• _WHAT THE TASK REQUIRES_
From the listing below, return each line that includes "course".
### INPUT DATA
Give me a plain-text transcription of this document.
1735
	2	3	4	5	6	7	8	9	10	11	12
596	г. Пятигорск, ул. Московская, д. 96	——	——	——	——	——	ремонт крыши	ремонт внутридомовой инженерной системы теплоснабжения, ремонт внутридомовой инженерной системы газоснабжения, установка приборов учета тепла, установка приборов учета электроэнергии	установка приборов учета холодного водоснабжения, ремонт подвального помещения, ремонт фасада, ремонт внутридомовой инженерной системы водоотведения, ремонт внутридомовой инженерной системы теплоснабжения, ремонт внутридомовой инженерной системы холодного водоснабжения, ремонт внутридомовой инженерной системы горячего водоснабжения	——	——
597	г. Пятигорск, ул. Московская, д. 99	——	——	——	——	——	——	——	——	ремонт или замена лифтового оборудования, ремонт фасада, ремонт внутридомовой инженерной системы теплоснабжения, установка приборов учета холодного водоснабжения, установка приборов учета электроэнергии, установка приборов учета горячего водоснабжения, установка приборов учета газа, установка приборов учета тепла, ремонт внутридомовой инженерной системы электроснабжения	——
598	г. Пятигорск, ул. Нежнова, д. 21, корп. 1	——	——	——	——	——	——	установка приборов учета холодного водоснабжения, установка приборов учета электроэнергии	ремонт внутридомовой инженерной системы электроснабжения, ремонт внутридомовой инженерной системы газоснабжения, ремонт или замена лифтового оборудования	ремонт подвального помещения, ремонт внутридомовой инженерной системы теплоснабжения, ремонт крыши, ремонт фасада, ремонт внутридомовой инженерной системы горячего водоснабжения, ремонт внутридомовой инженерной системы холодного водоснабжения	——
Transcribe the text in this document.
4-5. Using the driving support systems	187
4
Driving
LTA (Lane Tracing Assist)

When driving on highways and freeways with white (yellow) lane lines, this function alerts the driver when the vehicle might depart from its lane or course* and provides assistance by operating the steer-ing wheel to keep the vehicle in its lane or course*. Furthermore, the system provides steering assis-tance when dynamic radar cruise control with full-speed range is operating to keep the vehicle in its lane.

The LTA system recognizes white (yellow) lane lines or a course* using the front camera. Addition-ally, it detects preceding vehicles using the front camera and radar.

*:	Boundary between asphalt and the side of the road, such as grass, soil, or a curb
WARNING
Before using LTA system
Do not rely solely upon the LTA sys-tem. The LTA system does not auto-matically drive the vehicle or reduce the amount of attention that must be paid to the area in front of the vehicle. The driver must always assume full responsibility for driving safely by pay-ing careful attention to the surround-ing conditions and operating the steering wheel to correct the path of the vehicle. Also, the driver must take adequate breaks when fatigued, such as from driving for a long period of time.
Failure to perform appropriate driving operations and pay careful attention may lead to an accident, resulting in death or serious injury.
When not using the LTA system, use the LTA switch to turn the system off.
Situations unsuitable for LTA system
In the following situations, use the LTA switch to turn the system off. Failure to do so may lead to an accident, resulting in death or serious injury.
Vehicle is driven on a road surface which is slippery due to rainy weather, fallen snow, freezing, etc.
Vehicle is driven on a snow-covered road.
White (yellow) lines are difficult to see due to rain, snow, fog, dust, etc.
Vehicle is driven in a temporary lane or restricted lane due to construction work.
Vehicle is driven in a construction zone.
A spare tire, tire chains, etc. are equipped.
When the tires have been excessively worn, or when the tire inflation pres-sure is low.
######
• _FINISHED ANSWER_
When driving on highways and freeways with white (yellow) lane lines, this function alerts the driver when the vehicle might depart from its lane or course* and provides assistance by operating the steer-ing wheel to keep the vehicle in its lane or course*. Furthermore, the system provides steering assis-tance when dynamic radar cruise control with full-speed range is operating to keep the vehicle in its lane.
The LTA system recognizes white (yellow) lane lines or a course* using the front camera. Addition-ally, it detects preceding vehicles using the front camera and radar.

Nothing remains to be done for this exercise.